-- WORK TO COMPLETE --
Which lines below hold the word "competing"? Report each one.

* start *

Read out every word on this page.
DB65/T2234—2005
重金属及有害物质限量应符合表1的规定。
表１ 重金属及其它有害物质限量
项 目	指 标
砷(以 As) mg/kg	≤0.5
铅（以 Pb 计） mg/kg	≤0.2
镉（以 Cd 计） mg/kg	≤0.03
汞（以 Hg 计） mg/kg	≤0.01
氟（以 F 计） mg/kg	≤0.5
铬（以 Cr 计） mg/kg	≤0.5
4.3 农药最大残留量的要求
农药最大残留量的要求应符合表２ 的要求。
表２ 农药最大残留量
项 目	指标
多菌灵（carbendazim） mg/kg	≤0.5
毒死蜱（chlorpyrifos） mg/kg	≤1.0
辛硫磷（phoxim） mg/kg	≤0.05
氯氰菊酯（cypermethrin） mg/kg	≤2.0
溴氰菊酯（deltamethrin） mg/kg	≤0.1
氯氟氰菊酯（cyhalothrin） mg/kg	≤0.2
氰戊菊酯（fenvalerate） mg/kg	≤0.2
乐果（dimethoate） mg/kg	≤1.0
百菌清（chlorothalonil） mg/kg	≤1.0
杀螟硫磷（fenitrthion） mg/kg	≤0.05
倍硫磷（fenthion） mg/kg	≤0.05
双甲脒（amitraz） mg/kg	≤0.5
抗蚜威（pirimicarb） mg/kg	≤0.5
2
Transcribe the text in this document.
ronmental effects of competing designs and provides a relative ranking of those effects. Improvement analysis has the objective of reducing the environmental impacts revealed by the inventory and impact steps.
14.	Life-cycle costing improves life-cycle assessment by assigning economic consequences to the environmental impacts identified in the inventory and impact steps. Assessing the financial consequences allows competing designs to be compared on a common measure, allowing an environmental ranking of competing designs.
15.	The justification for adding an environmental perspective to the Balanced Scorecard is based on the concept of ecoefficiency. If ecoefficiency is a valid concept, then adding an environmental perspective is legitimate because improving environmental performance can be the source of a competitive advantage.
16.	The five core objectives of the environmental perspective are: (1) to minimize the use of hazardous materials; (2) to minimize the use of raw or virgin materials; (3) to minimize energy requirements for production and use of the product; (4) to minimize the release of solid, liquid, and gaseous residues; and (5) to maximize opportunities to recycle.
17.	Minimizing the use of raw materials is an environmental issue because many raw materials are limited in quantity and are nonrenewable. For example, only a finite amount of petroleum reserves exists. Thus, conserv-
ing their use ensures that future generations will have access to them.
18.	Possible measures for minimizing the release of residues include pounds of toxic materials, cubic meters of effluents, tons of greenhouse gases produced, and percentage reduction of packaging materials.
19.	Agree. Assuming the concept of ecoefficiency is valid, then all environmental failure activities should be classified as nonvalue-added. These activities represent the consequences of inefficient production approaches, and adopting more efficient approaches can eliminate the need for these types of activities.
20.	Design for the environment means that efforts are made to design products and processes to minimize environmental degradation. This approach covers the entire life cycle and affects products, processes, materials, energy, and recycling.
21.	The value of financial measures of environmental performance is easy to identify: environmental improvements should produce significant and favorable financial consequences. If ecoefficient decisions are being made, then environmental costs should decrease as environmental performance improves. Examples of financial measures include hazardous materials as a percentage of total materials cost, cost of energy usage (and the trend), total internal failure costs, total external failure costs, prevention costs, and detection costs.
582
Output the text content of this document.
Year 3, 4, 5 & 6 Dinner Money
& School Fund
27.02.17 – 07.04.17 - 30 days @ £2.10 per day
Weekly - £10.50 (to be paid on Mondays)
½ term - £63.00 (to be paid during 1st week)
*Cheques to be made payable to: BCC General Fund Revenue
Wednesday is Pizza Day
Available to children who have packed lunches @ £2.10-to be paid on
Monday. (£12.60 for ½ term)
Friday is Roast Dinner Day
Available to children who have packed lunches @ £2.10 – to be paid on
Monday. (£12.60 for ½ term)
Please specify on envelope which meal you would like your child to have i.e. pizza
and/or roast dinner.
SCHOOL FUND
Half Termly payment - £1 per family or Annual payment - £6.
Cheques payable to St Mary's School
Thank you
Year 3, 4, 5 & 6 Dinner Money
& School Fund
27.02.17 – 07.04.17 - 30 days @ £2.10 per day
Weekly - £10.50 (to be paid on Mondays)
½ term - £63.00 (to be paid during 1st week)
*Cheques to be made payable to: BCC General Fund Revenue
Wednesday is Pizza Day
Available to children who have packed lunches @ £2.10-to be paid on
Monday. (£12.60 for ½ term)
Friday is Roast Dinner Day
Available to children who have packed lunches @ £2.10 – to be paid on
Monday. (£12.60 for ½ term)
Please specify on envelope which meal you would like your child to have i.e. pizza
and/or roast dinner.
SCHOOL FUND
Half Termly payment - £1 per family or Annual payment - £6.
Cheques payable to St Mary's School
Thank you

* end *

-- TASK RESPONSE --
ronmental effects of competing designs and provides a relative ranking of those effects. Improvement analysis has the objective of reducing the environmental impacts revealed by the inventory and impact steps.
14.	Life-cycle costing improves life-cycle assessment by assigning economic consequences to the environmental impacts identified in the inventory and impact steps. Assessing the financial consequences allows competing designs to be compared on a common measure, allowing an environmental ranking of competing designs.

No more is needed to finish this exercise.